* MATERIAL SUPPLIED *

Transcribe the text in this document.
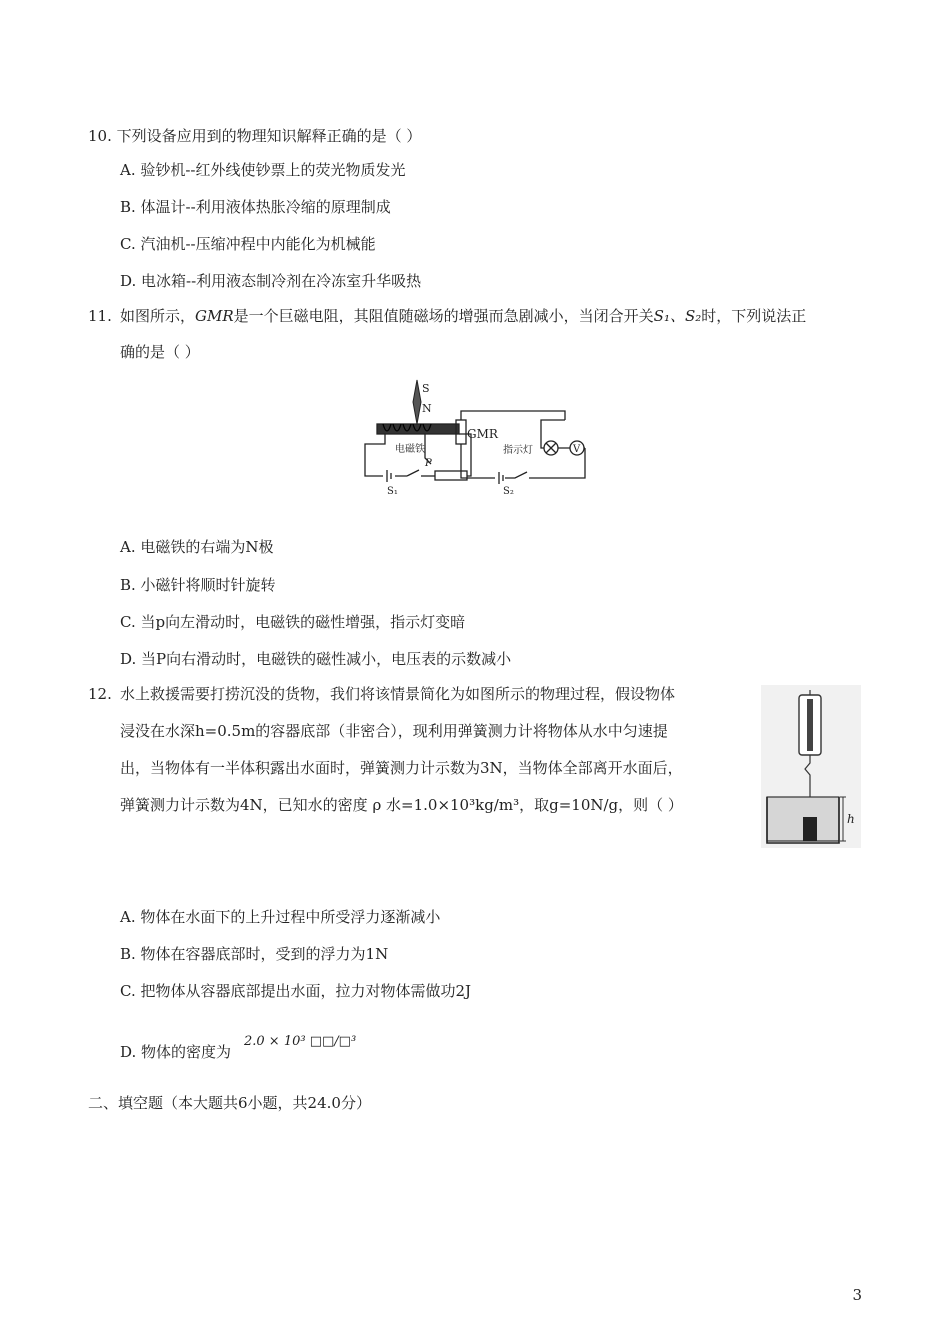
10. 下列设备应用到的物理知识解释正确的是（ ）
A. 验钞机--红外线使钞票上的荧光物质发光
B. 体温计--利用液体热胀冷缩的原理制成
C. 汽油机--压缩冲程中内能化为机械能
D. 电冰箱--利用液态制冷剂在冷冻室升华吸热
11. 如图所示，GMR是一个巨磁电阻，其阻值随磁场的增强而急剧减小，当闭合开关S₁、S₂时，下列说法正
确的是（ ）
S
N
电磁铁
P
S₁
GMR
S₂
指示灯	V
A. 电磁铁的右端为N极
B. 小磁针将顺时针旋转
C. 当p向左滑动时，电磁铁的磁性增强，指示灯变暗
D. 当P向右滑动时，电磁铁的磁性减小，电压表的示数减小
12. 水上救援需要打捞沉没的货物，我们将该情景简化为如图所示的物理过程，假设物体
浸没在水深h=0.5m的容器底部（非密合），现利用弹簧测力计将物体从水中匀速提
出，当物体有一半体积露出水面时，弹簧测力计示数为3N，当物体全部离开水面后，
弹簧测力计示数为4N，已知水的密度 ρ 水=1.0×10³kg/m³，取g=10N/g，则（ ）
h
A. 物体在水面下的上升过程中所受浮力逐渐减小
B. 物体在容器底部时，受到的浮力为1N
C. 把物体从容器底部提出水面，拉力对物体需做功2J
D. 物体的密度为
2.0 × 10³ □□/□³
二、填空题（本大题共6小题，共24.0分）
3
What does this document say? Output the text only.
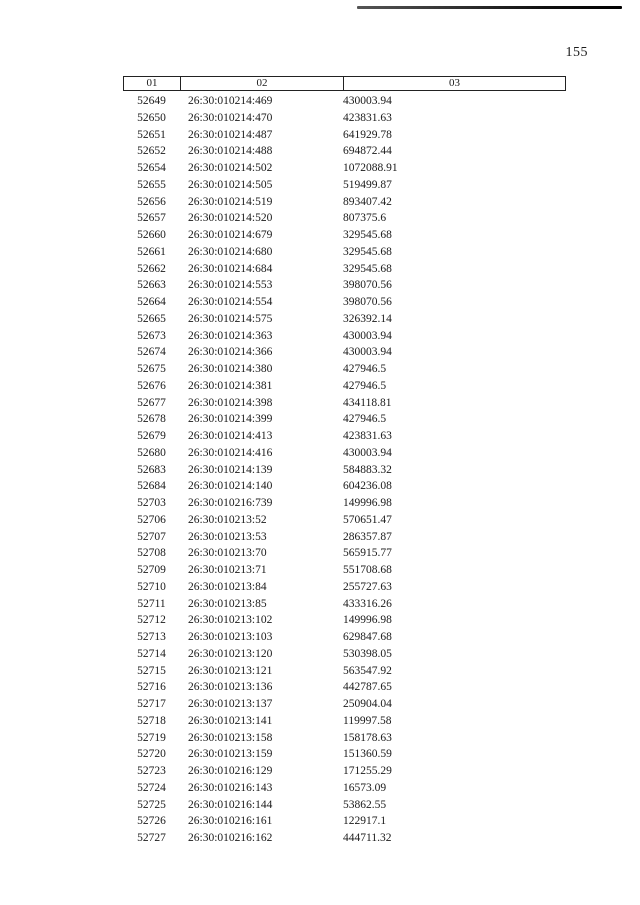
155
01	02	03
52649	26:30:010214:469	430003.94
52650	26:30:010214:470	423831.63
52651	26:30:010214:487	641929.78
52652	26:30:010214:488	694872.44
52654	26:30:010214:502	1072088.91
52655	26:30:010214:505	519499.87
52656	26:30:010214:519	893407.42
52657	26:30:010214:520	807375.6
52660	26:30:010214:679	329545.68
52661	26:30:010214:680	329545.68
52662	26:30:010214:684	329545.68
52663	26:30:010214:553	398070.56
52664	26:30:010214:554	398070.56
52665	26:30:010214:575	326392.14
52673	26:30:010214:363	430003.94
52674	26:30:010214:366	430003.94
52675	26:30:010214:380	427946.5
52676	26:30:010214:381	427946.5
52677	26:30:010214:398	434118.81
52678	26:30:010214:399	427946.5
52679	26:30:010214:413	423831.63
52680	26:30:010214:416	430003.94
52683	26:30:010214:139	584883.32
52684	26:30:010214:140	604236.08
52703	26:30:010216:739	149996.98
52706	26:30:010213:52	570651.47
52707	26:30:010213:53	286357.87
52708	26:30:010213:70	565915.77
52709	26:30:010213:71	551708.68
52710	26:30:010213:84	255727.63
52711	26:30:010213:85	433316.26
52712	26:30:010213:102	149996.98
52713	26:30:010213:103	629847.68
52714	26:30:010213:120	530398.05
52715	26:30:010213:121	563547.92
52716	26:30:010213:136	442787.65
52717	26:30:010213:137	250904.04
52718	26:30:010213:141	119997.58
52719	26:30:010213:158	158178.63
52720	26:30:010213:159	151360.59
52723	26:30:010216:129	171255.29
52724	26:30:010216:143	16573.09
52725	26:30:010216:144	53862.55
52726	26:30:010216:161	122917.1
52727	26:30:010216:162	444711.32
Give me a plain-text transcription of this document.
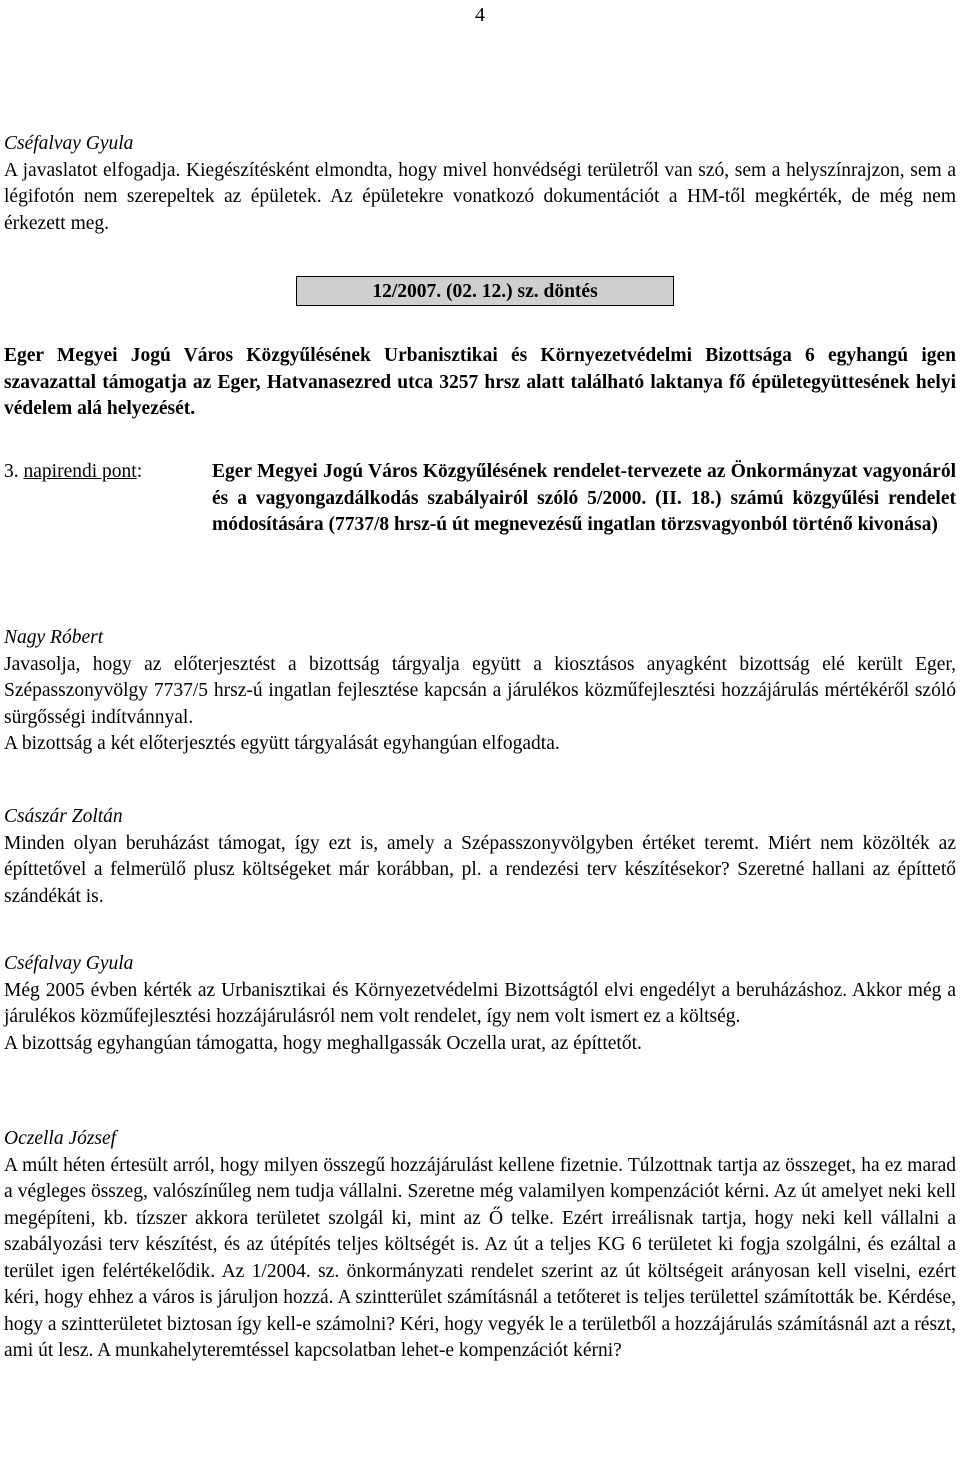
4
Cséfalvay Gyula
A javaslatot elfogadja. Kiegészítésként elmondta, hogy mivel honvédségi területről van szó, sem a helyszínrajzon, sem a légifotón nem szerepeltek az épületek. Az épületekre vonatkozó dokumentációt a HM-től megkérték, de még nem érkezett meg.
12/2007. (02. 12.) sz. döntés
Eger Megyei Jogú Város Közgyűlésének Urbanisztikai és Környezetvédelmi Bizottsága 6 egyhangú igen szavazattal támogatja az Eger, Hatvanasezred utca 3257 hrsz alatt található laktanya fő épületegyüttesének helyi védelem alá helyezését.
3. napirendi pont:	Eger Megyei Jogú Város Közgyűlésének rendelet-tervezete az Önkormányzat vagyonáról és a vagyongazdálkodás szabályairól szóló 5/2000. (II. 18.) számú közgyűlési rendelet módosítására (7737/8 hrsz-ú út megnevezésű ingatlan törzsvagyonból történő kivonása)
Nagy Róbert
Javasolja, hogy az előterjesztést a bizottság tárgyalja együtt a kiosztásos anyagként bizottság elé került Eger, Szépasszonyvölgy 7737/5 hrsz-ú ingatlan fejlesztése kapcsán a járulékos közműfejlesztési hozzájárulás mértékéről szóló sürgősségi indítvánnyal.
A bizottság a két előterjesztés együtt tárgyalását egyhangúan elfogadta.
Császár Zoltán
Minden olyan beruházást támogat, így ezt is, amely a Szépasszonyvölgyben értéket teremt. Miért nem közölték az építtetővel a felmerülő plusz költségeket már korábban, pl. a rendezési terv készítésekor? Szeretné hallani az építtető szándékát is.
Cséfalvay Gyula
Még 2005 évben kérték az Urbanisztikai és Környezetvédelmi Bizottságtól elvi engedélyt a beruházáshoz. Akkor még a járulékos közműfejlesztési hozzájárulásról nem volt rendelet, így nem volt ismert ez a költség.
A bizottság egyhangúan támogatta, hogy meghallgassák Oczella urat, az építtetőt.
Oczella József
A múlt héten értesült arról, hogy milyen összegű hozzájárulást kellene fizetnie. Túlzottnak tartja az összeget, ha ez marad a végleges összeg, valószínűleg nem tudja vállalni. Szeretne még valamilyen kompenzációt kérni. Az út amelyet neki kell megépíteni, kb. tízszer akkora területet szolgál ki, mint az Ő telke. Ezért irreálisnak tartja, hogy neki kell vállalni a szabályozási terv készítést, és az útépítés teljes költségét is. Az út a teljes KG 6 területet ki fogja szolgálni, és ezáltal a terület igen felértékelődik. Az 1/2004. sz. önkormányzati rendelet szerint az út költségeit arányosan kell viselni, ezért kéri, hogy ehhez a város is járuljon hozzá. A szintterület számításnál a tetőteret is teljes területtel számították be. Kérdése, hogy a szintterületet biztosan így kell-e számolni? Kéri, hogy vegyék le a területből a hozzájárulás számításnál azt a részt, ami út lesz. A munkahelyteremtéssel kapcsolatban lehet-e kompenzációt kérni?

* WHAT THE EXERCISE ASKS *
Take the records above and transcribe them exactly, dropping every picture.

* THE RESPONSE *
Transcribe the text in this document.
10. 下列设备应用到的物理知识解释正确的是（ ）
A. 验钞机--红外线使钞票上的荧光物质发光
B. 体温计--利用液体热胀冷缩的原理制成
C. 汽油机--压缩冲程中内能化为机械能
D. 电冰箱--利用液态制冷剂在冷冻室升华吸热
11. 如图所示，GMR是一个巨磁电阻，其阻值随磁场的增强而急剧减小，当闭合开关S₁、S₂时，下列说法正
确的是（ ）
S
N
电磁铁
P
S₁
GMR
S₂
指示灯	V
A. 电磁铁的右端为N极
B. 小磁针将顺时针旋转
C. 当p向左滑动时，电磁铁的磁性增强，指示灯变暗
D. 当P向右滑动时，电磁铁的磁性减小，电压表的示数减小
12. 水上救援需要打捞沉没的货物，我们将该情景简化为如图所示的物理过程，假设物体
浸没在水深h=0.5m的容器底部（非密合），现利用弹簧测力计将物体从水中匀速提
出，当物体有一半体积露出水面时，弹簧测力计示数为3N，当物体全部离开水面后，
弹簧测力计示数为4N，已知水的密度 ρ 水=1.0×10³kg/m³，取g=10N/g，则（ ）
h
A. 物体在水面下的上升过程中所受浮力逐渐减小
B. 物体在容器底部时，受到的浮力为1N
C. 把物体从容器底部提出水面，拉力对物体需做功2J
D. 物体的密度为
2.0 × 10³ □□/□³
二、填空题（本大题共6小题，共24.0分）
3
What does this document say? Output the text only.
155
01	02	03
52649	26:30:010214:469	430003.94
52650	26:30:010214:470	423831.63
52651	26:30:010214:487	641929.78
52652	26:30:010214:488	694872.44
52654	26:30:010214:502	1072088.91
52655	26:30:010214:505	519499.87
52656	26:30:010214:519	893407.42
52657	26:30:010214:520	807375.6
52660	26:30:010214:679	329545.68
52661	26:30:010214:680	329545.68
52662	26:30:010214:684	329545.68
52663	26:30:010214:553	398070.56
52664	26:30:010214:554	398070.56
52665	26:30:010214:575	326392.14
52673	26:30:010214:363	430003.94
52674	26:30:010214:366	430003.94
52675	26:30:010214:380	427946.5
52676	26:30:010214:381	427946.5
52677	26:30:010214:398	434118.81
52678	26:30:010214:399	427946.5
52679	26:30:010214:413	423831.63
52680	26:30:010214:416	430003.94
52683	26:30:010214:139	584883.32
52684	26:30:010214:140	604236.08
52703	26:30:010216:739	149996.98
52706	26:30:010213:52	570651.47
52707	26:30:010213:53	286357.87
52708	26:30:010213:70	565915.77
52709	26:30:010213:71	551708.68
52710	26:30:010213:84	255727.63
52711	26:30:010213:85	433316.26
52712	26:30:010213:102	149996.98
52713	26:30:010213:103	629847.68
52714	26:30:010213:120	530398.05
52715	26:30:010213:121	563547.92
52716	26:30:010213:136	442787.65
52717	26:30:010213:137	250904.04
52718	26:30:010213:141	119997.58
52719	26:30:010213:158	158178.63
52720	26:30:010213:159	151360.59
52723	26:30:010216:129	171255.29
52724	26:30:010216:143	16573.09
52725	26:30:010216:144	53862.55
52726	26:30:010216:161	122917.1
52727	26:30:010216:162	444711.32
Give me a plain-text transcription of this document.
4
Cséfalvay Gyula
A javaslatot elfogadja. Kiegészítésként elmondta, hogy mivel honvédségi területről van szó, sem a helyszínrajzon, sem a légifotón nem szerepeltek az épületek. Az épületekre vonatkozó dokumentációt a HM-től megkérték, de még nem érkezett meg.
12/2007. (02. 12.) sz. döntés
Eger Megyei Jogú Város Közgyűlésének Urbanisztikai és Környezetvédelmi Bizottsága 6 egyhangú igen szavazattal támogatja az Eger, Hatvanasezred utca 3257 hrsz alatt található laktanya fő épületegyüttesének helyi védelem alá helyezését.
3. napirendi pont:	Eger Megyei Jogú Város Közgyűlésének rendelet-tervezete az Önkormányzat vagyonáról és a vagyongazdálkodás szabályairól szóló 5/2000. (II. 18.) számú közgyűlési rendelet módosítására (7737/8 hrsz-ú út megnevezésű ingatlan törzsvagyonból történő kivonása)
Nagy Róbert
Javasolja, hogy az előterjesztést a bizottság tárgyalja együtt a kiosztásos anyagként bizottság elé került Eger, Szépasszonyvölgy 7737/5 hrsz-ú ingatlan fejlesztése kapcsán a járulékos közműfejlesztési hozzájárulás mértékéről szóló sürgősségi indítvánnyal.
A bizottság a két előterjesztés együtt tárgyalását egyhangúan elfogadta.
Császár Zoltán
Minden olyan beruházást támogat, így ezt is, amely a Szépasszonyvölgyben értéket teremt. Miért nem közölték az építtetővel a felmerülő plusz költségeket már korábban, pl. a rendezési terv készítésekor? Szeretné hallani az építtető szándékát is.
Cséfalvay Gyula
Még 2005 évben kérték az Urbanisztikai és Környezetvédelmi Bizottságtól elvi engedélyt a beruházáshoz. Akkor még a járulékos közműfejlesztési hozzájárulásról nem volt rendelet, így nem volt ismert ez a költség.
A bizottság egyhangúan támogatta, hogy meghallgassák Oczella urat, az építtetőt.
Oczella József
A múlt héten értesült arról, hogy milyen összegű hozzájárulást kellene fizetnie. Túlzottnak tartja az összeget, ha ez marad a végleges összeg, valószínűleg nem tudja vállalni. Szeretne még valamilyen kompenzációt kérni. Az út amelyet neki kell megépíteni, kb. tízszer akkora területet szolgál ki, mint az Ő telke. Ezért irreálisnak tartja, hogy neki kell vállalni a szabályozási terv készítést, és az útépítés teljes költségét is. Az út a teljes KG 6 területet ki fogja szolgálni, és ezáltal a terület igen felértékelődik. Az 1/2004. sz. önkormányzati rendelet szerint az út költségeit arányosan kell viselni, ezért kéri, hogy ehhez a város is járuljon hozzá. A szintterület számításnál a tetőteret is teljes területtel számították be. Kérdése, hogy a szintterületet biztosan így kell-e számolni? Kéri, hogy vegyék le a területből a hozzájárulás számításnál azt a részt, ami út lesz. A munkahelyteremtéssel kapcsolatban lehet-e kompenzációt kérni?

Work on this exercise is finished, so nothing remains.